Supplied data start
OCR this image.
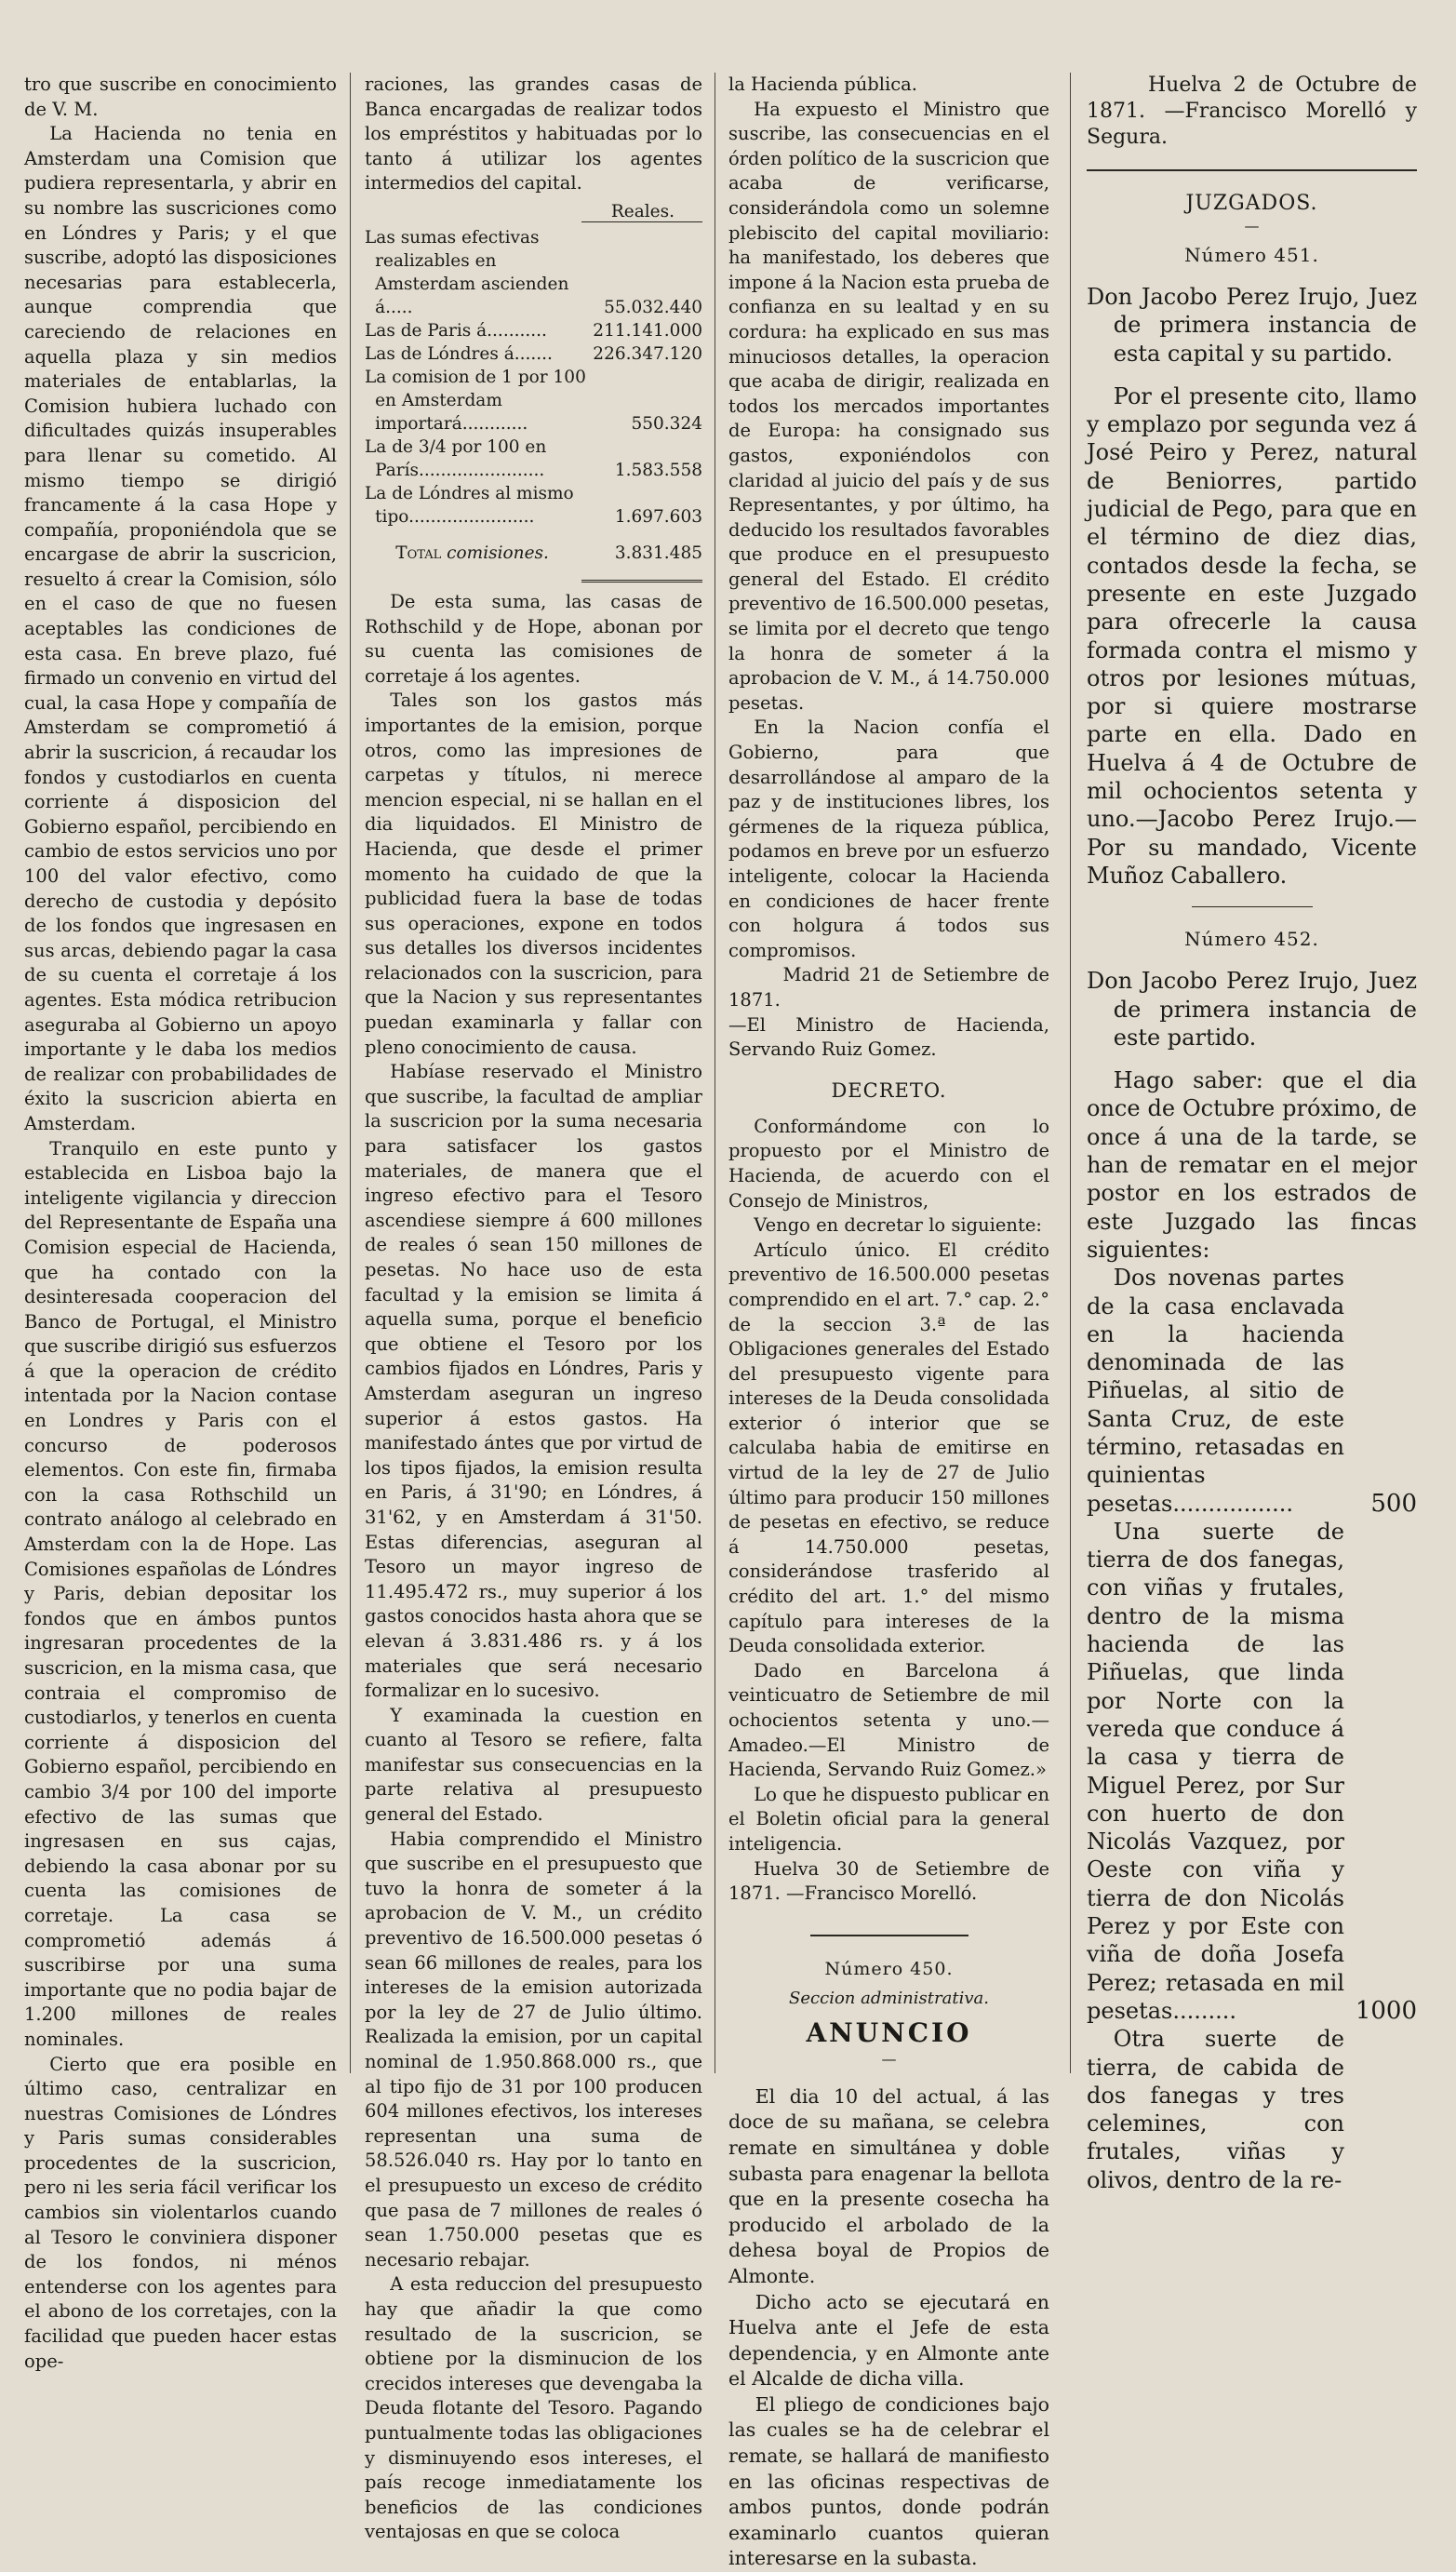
tro que suscribe en conocimiento de V. M.

La Hacienda no tenia en Amsterdam una Comision que pudiera representarla, y abrir en su nombre las suscriciones como en Lóndres y Paris; y el que suscribe, adoptó las disposiciones necesarias para establecerla, aunque comprendia que careciendo de relaciones en aquella plaza y sin medios materiales de entablarlas, la Comision hubiera luchado con dificultades quizás insuperables para llenar su cometido. Al mismo tiempo se dirigió francamente á la casa Hope y compañía, proponiéndola que se encargase de abrir la suscricion, resuelto á crear la Comision, sólo en el caso de que no fuesen aceptables las condiciones de esta casa. En breve plazo, fué firmado un convenio en virtud del cual, la casa Hope y compañía de Amsterdam se comprometió á abrir la suscricion, á recaudar los fondos y custodiarlos en cuenta corriente á disposicion del Gobierno español, percibiendo en cambio de estos servicios uno por 100 del valor efectivo, como derecho de custodia y depósito de los fondos que ingresasen en sus arcas, debiendo pagar la casa de su cuenta el corretaje á los agentes. Esta módica retribucion aseguraba al Gobierno un apoyo importante y le daba los medios de realizar con probabilidades de éxito la suscricion abierta en Amsterdam.

Tranquilo en este punto y establecida en Lisboa bajo la inteligente vigilancia y direccion del Representante de España una Comision especial de Hacienda, que ha contado con la desinteresada cooperacion del Banco de Portugal, el Ministro que suscribe dirigió sus esfuerzos á que la operacion de crédito intentada por la Nacion contase en Londres y Paris con el concurso de poderosos elementos. Con este fin, firmaba con la casa Rothschild un contrato análogo al celebrado en Amsterdam con la de Hope. Las Comisiones españolas de Lóndres y Paris, debian depositar los fondos que en ámbos puntos ingresaran procedentes de la suscricion, en la misma casa, que contraia el compromiso de custodiarlos, y tenerlos en cuenta corriente á disposicion del Gobierno español, percibiendo en cambio 3/4 por 100 del importe efectivo de las sumas que ingresasen en sus cajas, debiendo la casa abonar por su cuenta las comisiones de corretaje. La casa se comprometió además á suscribirse por una suma importante que no podia bajar de 1.200 millones de reales nominales.

Cierto que era posible en último caso, centralizar en nuestras Comisiones de Lóndres y Paris sumas considerables procedentes de la suscricion, pero ni les seria fácil verificar los cambios sin violentarlos cuando al Tesoro le conviniera disponer de los fondos, ni ménos entenderse con los agentes para el abono de los corretajes, con la facilidad que pueden hacer estas ope-

raciones, las grandes casas de Banca encargadas de realizar todos los empréstitos y habituadas por lo tanto á utilizar los agentes intermedios del capital.

Reales.
Las sumas efectivas realizables en Amsterdam ascienden á.....	55.032.440
Las de Paris á...........	211.141.000
Las de Lóndres á.......	226.347.120
La comision de 1 por 100 en Amsterdam importará............	550.324
La de 3/4 por 100 en París.......................	1.583.558
La de Lóndres al mismo tipo.......................	1.697.603
Total comisiones.	3.831.485

De esta suma, las casas de Rothschild y de Hope, abonan por su cuenta las comisiones de corretaje á los agentes.

Tales son los gastos más importantes de la emision, porque otros, como las impresiones de carpetas y títulos, ni merece mencion especial, ni se hallan en el dia liquidados. El Ministro de Hacienda, que desde el primer momento ha cuidado de que la publicidad fuera la base de todas sus operaciones, expone en todos sus detalles los diversos incidentes relacionados con la suscricion, para que la Nacion y sus representantes puedan examinarla y fallar con pleno conocimiento de causa.

Habíase reservado el Ministro que suscribe, la facultad de ampliar la suscricion por la suma necesaria para satisfacer los gastos materiales, de manera que el ingreso efectivo para el Tesoro ascendiese siempre á 600 millones de reales ó sean 150 millones de pesetas. No hace uso de esta facultad y la emision se limita á aquella suma, porque el beneficio que obtiene el Tesoro por los cambios fijados en Lóndres, Paris y Amsterdam aseguran un ingreso superior á estos gastos. Ha manifestado ántes que por virtud de los tipos fijados, la emision resulta en Paris, á 31'90; en Lóndres, á 31'62, y en Amsterdam á 31'50. Estas diferencias, aseguran al Tesoro un mayor ingreso de 11.495.472 rs., muy superior á los gastos conocidos hasta ahora que se elevan á 3.831.486 rs. y á los materiales que será necesario formalizar en lo sucesivo.

Y examinada la cuestion en cuanto al Tesoro se refiere, falta manifestar sus consecuencias en la parte relativa al presupuesto general del Estado.

Habia comprendido el Ministro que suscribe en el presupuesto que tuvo la honra de someter á la aprobacion de V. M., un crédito preventivo de 16.500.000 pesetas ó sean 66 millones de reales, para los intereses de la emision autorizada por la ley de 27 de Julio último. Realizada la emision, por un capital nominal de 1.950.868.000 rs., que al tipo fijo de 31 por 100 producen 604 millones efectivos, los intereses representan una suma de 58.526.040 rs. Hay por lo tanto en el presupuesto un exceso de crédito que pasa de 7 millones de reales ó sean 1.750.000 pesetas que es necesario rebajar.

A esta reduccion del presupuesto hay que añadir la que como resultado de la suscricion, se obtiene por la disminucion de los crecidos intereses que devengaba la Deuda flotante del Tesoro. Pagando puntualmente todas las obligaciones y disminuyendo esos intereses, el país recoge inmediatamente los beneficios de las condiciones ventajosas en que se coloca

la Hacienda pública.

Ha expuesto el Ministro que suscribe, las consecuencias en el órden político de la suscricion que acaba de verificarse, considerándola como un solemne plebiscito del capital moviliario: ha manifestado, los deberes que impone á la Nacion esta prueba de confianza en su lealtad y en su cordura: ha explicado en sus mas minuciosos detalles, la operacion que acaba de dirigir, realizada en todos los mercados importantes de Europa: ha consignado sus gastos, exponiéndolos con claridad al juicio del país y de sus Representantes, y por último, ha deducido los resultados favorables que produce en el presupuesto general del Estado. El crédito preventivo de 16.500.000 pesetas, se limita por el decreto que tengo la honra de someter á la aprobacion de V. M., á 14.750.000 pesetas.

En la Nacion confía el Gobierno, para que desarrollándose al amparo de la paz y de instituciones libres, los gérmenes de la riqueza pública, podamos en breve por un esfuerzo inteligente, colocar la Hacienda en condiciones de hacer frente con holgura á todos sus compromisos.

Madrid 21 de Setiembre de 1871.

—El Ministro de Hacienda, Servando Ruiz Gomez.

DECRETO.

Conformándome con lo propuesto por el Ministro de Hacienda, de acuerdo con el Consejo de Ministros,

Vengo en decretar lo siguiente:

Artículo único. El crédito preventivo de 16.500.000 pesetas comprendido en el art. 7.° cap. 2.° de la seccion 3.ª de las Obligaciones generales del Estado del presupuesto vigente para intereses de la Deuda consolidada exterior ó interior que se calculaba habia de emitirse en virtud de la ley de 27 de Julio último para producir 150 millones de pesetas en efectivo, se reduce á 14.750.000 pesetas, considerándose trasferido al crédito del art. 1.° del mismo capítulo para intereses de la Deuda consolidada exterior.

Dado en Barcelona á veinticuatro de Setiembre de mil ochocientos setenta y uno.—Amadeo.—El Ministro de Hacienda, Servando Ruiz Gomez.»

Lo que he dispuesto publicar en el Boletin oficial para la general inteligencia.

Huelva 30 de Setiembre de 1871. —Francisco Morelló.

Número 450.
Seccion administrativa.
ANUNCIO
—

El dia 10 del actual, á las doce de su mañana, se celebra remate en simultánea y doble subasta para enagenar la bellota que en la presente cosecha ha producido el arbolado de la dehesa boyal de Propios de Almonte.

Dicho acto se ejecutará en Huelva ante el Jefe de esta dependencia, y en Almonte ante el Alcalde de dicha villa.

El pliego de condiciones bajo las cuales se ha de celebrar el remate, se hallará de manifiesto en las oficinas respectivas de ambos puntos, donde podrán examinarlo cuantos quieran interesarse en la subasta.

Huelva 2 de Octubre de 1871. —Francisco Morelló y Segura.

JUZGADOS.
—
Número 451.

Don Jacobo Perez Irujo, Juez de primera instancia de esta capital y su partido.

Por el presente cito, llamo y emplazo por segunda vez á José Peiro y Perez, natural de Beniorres, partido judicial de Pego, para que en el término de diez dias, contados desde la fecha, se presente en este Juzgado para ofrecerle la causa formada contra el mismo y otros por lesiones mútuas, por si quiere mostrarse parte en ella. Dado en Huelva á 4 de Octubre de mil ochocientos setenta y uno.—Jacobo Perez Irujo.—Por su mandado, Vicente Muñoz Caballero.

Número 452.

Don Jacobo Perez Irujo, Juez de primera instancia de este partido.

Hago saber: que el dia once de Octubre próximo, de once á una de la tarde, se han de rematar en el mejor postor en los estrados de este Juzgado las fincas siguientes:

Dos novenas partes de la casa enclavada en la hacienda denominada de las Piñuelas, al sitio de Santa Cruz, de este término, retasadas en quinientas pesetas.................	500

Una suerte de tierra de dos fanegas, con viñas y frutales, dentro de la misma hacienda de las Piñuelas, que linda por Norte con la vereda que conduce á la casa y tierra de Miguel Perez, por Sur con huerto de don Nicolás Vazquez, por Oeste con viña y tierra de don Nicolás Perez y por Este con viña de doña Josefa Perez; retasada en mil pesetas.........	1000

Otra suerte de tierra, de cabida de dos fanegas y tres celemines, con frutales, viñas y olivos, dentro de la re-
Supplied data end
◆ **Stated problem**: Collect each line of the entries that has the word "presente", copying it in full.

◆ **Full response**:
El dia 10 del actual, á las doce de su mañana, se celebra remate en simultánea y doble subasta para enagenar la bellota que en la presente cosecha ha producido el arbolado de la dehesa boyal de Propios de Almonte.
Por el presente cito, llamo y emplazo por segunda vez á José Peiro y Perez, natural de Beniorres, partido judicial de Pego, para que en el término de diez dias, contados desde la fecha, se presente en este Juzgado para ofrecerle la causa formada contra el mismo y otros por lesiones mútuas, por si quiere mostrarse parte en ella. Dado en Huelva á 4 de Octubre de mil ochocientos setenta y uno.—Jacobo Perez Irujo.—Por su mandado, Vicente Muñoz Caballero.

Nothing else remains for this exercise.